# Data in this exercise start

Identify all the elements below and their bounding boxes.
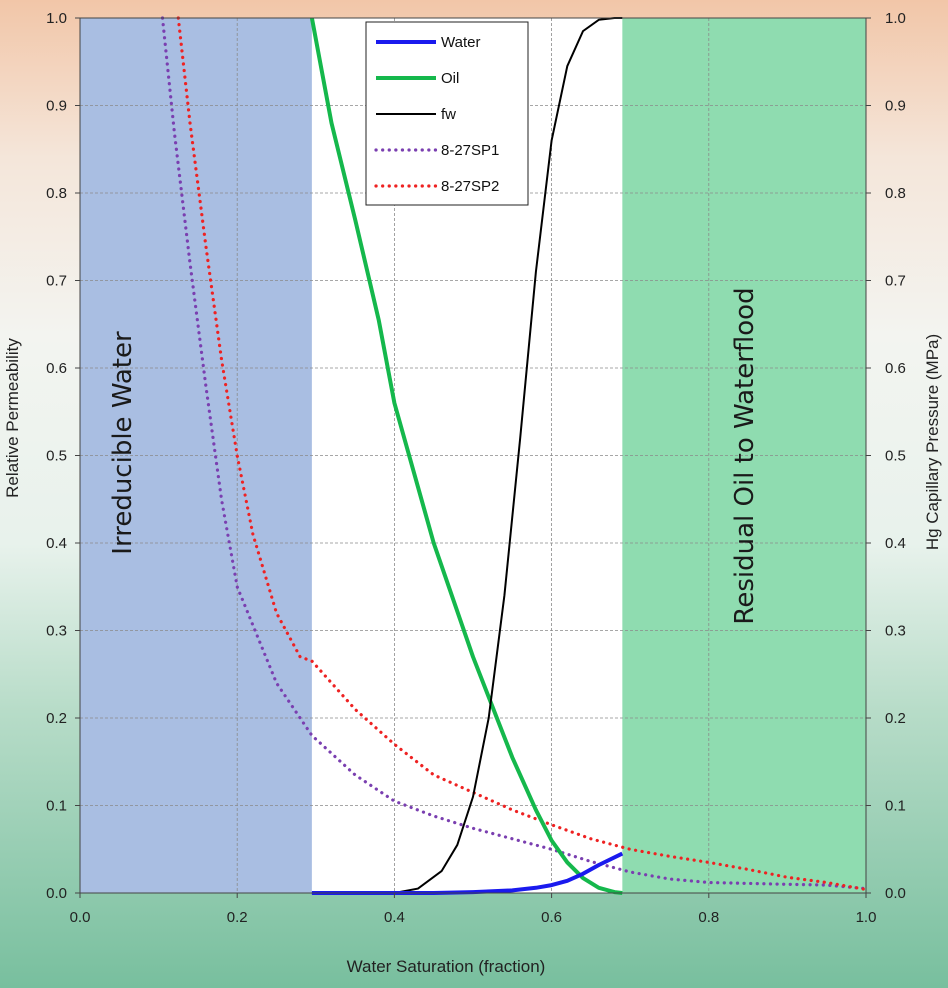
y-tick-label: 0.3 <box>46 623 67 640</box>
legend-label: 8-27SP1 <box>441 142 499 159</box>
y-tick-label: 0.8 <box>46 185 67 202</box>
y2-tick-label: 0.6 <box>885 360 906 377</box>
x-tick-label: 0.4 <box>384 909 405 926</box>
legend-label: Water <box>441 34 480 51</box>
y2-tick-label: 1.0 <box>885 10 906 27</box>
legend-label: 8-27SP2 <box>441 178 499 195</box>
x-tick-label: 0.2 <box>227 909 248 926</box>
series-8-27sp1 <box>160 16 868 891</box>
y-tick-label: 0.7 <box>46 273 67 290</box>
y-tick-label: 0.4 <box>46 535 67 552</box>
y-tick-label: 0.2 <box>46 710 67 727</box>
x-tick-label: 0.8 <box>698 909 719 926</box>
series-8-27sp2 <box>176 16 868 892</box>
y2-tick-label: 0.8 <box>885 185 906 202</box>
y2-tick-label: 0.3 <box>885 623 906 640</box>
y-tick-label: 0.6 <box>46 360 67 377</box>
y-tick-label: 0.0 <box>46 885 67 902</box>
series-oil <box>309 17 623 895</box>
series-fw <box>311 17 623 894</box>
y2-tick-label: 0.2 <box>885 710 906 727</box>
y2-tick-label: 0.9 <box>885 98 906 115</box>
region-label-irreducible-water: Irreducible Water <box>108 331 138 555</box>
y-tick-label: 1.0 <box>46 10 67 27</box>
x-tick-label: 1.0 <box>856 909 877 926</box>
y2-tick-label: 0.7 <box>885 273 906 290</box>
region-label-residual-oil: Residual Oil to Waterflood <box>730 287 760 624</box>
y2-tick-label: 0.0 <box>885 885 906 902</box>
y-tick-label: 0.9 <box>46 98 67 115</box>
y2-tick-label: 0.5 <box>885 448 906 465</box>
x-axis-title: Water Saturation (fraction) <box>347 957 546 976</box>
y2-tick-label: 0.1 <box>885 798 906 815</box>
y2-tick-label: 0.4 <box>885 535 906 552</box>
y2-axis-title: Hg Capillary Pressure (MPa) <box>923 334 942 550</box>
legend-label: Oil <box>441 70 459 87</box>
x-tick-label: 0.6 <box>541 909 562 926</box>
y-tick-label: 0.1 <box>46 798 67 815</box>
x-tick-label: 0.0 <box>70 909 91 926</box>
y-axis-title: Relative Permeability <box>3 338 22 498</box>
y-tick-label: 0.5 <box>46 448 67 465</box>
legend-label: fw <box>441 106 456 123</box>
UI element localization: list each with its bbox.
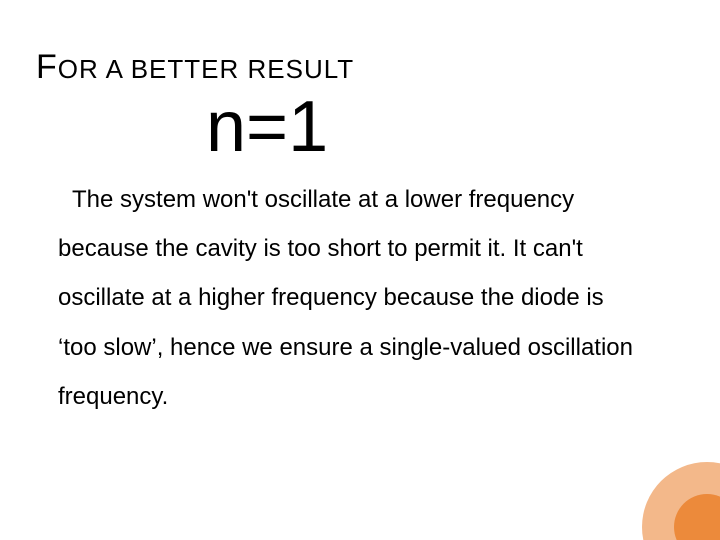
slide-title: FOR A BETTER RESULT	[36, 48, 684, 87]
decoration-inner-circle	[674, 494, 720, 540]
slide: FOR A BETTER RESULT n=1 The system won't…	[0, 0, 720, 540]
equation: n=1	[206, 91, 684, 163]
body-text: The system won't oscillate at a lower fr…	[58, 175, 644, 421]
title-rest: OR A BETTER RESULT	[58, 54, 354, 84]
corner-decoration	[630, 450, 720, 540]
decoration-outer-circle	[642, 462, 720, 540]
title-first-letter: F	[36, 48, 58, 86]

# Data in this exercise end

**Problem requirements:**
Reproduce the lines from the one containing "slide-title: FOR A" through the final line above, both included, with no changes.

**Final result:**
slide-title: FOR A BETTER RESULT	[36, 48, 684, 87]
decoration-inner-circle	[674, 494, 720, 540]
slide: FOR A BETTER RESULT n=1 The system won't…	[0, 0, 720, 540]
equation: n=1	[206, 91, 684, 163]
body-text: The system won't oscillate at a lower fr…	[58, 175, 644, 421]
title-rest: OR A BETTER RESULT	[58, 54, 354, 84]
corner-decoration	[630, 450, 720, 540]
decoration-outer-circle	[642, 462, 720, 540]
title-first-letter: F	[36, 48, 58, 86]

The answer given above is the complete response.